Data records
-- BEGIN --

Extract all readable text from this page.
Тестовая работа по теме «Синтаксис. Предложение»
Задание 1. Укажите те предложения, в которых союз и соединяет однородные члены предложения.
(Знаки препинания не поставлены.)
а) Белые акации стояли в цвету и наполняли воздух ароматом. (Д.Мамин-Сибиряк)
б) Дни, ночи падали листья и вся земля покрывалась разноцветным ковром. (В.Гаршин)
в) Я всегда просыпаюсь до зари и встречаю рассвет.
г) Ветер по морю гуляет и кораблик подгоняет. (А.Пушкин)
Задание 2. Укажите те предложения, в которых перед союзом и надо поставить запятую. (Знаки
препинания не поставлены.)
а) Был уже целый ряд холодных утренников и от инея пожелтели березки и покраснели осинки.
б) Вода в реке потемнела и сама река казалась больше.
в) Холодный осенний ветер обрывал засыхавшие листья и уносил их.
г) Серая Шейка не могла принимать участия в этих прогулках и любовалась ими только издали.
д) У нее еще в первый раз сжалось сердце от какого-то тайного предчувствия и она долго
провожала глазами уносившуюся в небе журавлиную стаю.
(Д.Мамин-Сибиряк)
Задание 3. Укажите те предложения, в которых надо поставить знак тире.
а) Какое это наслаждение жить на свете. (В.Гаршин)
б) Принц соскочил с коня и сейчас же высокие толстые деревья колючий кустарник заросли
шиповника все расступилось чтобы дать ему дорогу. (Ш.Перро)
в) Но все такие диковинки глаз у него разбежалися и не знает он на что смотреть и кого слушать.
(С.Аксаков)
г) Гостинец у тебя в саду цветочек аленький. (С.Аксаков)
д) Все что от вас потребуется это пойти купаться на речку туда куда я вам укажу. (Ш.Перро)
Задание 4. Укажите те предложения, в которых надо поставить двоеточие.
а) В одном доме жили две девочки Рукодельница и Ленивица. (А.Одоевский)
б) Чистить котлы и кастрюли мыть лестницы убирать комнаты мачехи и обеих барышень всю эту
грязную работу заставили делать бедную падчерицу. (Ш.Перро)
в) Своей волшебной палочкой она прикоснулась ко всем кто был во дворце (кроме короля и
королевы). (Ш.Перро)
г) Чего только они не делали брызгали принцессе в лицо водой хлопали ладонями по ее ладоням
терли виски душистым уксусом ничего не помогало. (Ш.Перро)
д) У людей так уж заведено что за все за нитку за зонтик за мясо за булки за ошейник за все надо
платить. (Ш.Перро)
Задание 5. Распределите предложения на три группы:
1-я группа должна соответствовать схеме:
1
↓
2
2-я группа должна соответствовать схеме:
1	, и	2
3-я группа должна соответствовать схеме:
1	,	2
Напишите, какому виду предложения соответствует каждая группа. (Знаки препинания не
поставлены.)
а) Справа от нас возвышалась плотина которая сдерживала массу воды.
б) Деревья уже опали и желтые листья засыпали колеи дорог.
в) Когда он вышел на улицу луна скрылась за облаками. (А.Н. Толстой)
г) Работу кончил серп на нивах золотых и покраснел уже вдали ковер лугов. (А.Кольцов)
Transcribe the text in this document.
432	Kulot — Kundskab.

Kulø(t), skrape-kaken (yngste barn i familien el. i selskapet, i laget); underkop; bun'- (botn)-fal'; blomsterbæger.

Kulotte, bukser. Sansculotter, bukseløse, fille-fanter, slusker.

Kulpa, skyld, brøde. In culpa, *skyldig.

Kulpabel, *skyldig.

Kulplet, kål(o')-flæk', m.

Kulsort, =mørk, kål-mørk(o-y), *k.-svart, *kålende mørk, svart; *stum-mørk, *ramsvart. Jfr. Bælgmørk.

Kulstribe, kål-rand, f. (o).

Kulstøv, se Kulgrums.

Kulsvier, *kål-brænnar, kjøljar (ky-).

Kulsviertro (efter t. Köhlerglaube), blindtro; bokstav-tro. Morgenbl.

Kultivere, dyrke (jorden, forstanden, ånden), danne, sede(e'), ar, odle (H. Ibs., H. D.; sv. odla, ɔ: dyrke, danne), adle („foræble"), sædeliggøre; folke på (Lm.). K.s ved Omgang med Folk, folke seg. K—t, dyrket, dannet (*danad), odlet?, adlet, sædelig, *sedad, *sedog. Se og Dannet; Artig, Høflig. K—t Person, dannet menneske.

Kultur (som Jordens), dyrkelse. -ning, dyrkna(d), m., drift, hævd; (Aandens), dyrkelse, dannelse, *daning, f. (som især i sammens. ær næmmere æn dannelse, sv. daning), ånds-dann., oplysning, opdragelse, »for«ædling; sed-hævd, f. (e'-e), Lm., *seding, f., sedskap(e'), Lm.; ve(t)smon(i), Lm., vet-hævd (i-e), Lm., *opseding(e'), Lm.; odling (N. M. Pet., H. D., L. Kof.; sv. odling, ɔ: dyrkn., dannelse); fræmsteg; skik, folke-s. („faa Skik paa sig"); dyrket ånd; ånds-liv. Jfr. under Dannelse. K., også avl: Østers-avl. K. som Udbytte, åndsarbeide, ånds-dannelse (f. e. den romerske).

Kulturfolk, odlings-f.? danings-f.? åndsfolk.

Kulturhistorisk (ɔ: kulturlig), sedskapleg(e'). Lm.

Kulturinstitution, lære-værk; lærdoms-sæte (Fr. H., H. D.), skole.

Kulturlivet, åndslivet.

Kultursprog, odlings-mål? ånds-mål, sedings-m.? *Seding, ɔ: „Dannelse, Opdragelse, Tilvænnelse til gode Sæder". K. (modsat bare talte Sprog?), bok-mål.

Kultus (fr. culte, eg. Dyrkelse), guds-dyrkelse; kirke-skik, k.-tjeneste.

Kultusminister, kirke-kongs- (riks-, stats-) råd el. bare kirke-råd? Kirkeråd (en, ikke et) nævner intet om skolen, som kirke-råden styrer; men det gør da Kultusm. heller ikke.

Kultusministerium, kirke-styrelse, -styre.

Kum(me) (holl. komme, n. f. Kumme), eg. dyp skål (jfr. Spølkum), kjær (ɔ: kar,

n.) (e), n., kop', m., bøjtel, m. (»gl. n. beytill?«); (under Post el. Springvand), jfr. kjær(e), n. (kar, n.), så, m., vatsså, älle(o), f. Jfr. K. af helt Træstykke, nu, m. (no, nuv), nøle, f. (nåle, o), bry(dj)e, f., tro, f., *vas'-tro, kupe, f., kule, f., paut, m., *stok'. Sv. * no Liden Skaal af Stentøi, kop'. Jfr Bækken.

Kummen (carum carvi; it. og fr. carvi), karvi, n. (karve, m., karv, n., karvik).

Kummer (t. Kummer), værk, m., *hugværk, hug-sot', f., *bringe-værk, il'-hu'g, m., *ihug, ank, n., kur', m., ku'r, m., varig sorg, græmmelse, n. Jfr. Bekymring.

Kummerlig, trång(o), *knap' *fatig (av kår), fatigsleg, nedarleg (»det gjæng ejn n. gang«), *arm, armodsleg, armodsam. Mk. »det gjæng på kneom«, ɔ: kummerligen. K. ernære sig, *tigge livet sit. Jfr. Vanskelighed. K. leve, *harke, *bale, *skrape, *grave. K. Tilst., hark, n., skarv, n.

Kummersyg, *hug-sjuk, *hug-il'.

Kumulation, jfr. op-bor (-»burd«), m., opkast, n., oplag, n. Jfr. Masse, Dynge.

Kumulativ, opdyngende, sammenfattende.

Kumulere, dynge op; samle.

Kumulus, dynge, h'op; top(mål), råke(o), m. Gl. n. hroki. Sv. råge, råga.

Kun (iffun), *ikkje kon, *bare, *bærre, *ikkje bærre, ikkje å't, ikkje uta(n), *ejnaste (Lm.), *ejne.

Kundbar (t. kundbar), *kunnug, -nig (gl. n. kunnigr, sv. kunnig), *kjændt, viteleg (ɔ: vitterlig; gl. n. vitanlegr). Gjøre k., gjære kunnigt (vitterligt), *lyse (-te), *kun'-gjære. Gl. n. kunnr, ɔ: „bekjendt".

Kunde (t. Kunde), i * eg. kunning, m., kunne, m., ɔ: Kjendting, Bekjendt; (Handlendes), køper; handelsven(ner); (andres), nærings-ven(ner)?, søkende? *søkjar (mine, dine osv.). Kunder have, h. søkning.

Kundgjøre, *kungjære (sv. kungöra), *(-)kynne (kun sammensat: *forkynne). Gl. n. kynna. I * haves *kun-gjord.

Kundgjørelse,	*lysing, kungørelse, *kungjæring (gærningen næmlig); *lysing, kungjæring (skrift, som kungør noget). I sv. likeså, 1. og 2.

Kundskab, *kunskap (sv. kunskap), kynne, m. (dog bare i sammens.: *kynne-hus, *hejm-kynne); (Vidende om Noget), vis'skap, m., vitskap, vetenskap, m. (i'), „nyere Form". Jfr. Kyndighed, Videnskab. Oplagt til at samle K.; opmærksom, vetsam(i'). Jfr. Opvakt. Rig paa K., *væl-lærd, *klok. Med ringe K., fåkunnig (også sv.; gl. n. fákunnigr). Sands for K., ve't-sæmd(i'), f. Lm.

-- END --

* _Instructions to follow_: Say how many lines of the data include the word "bare". Respond with the number alone.

* _Task result_: 4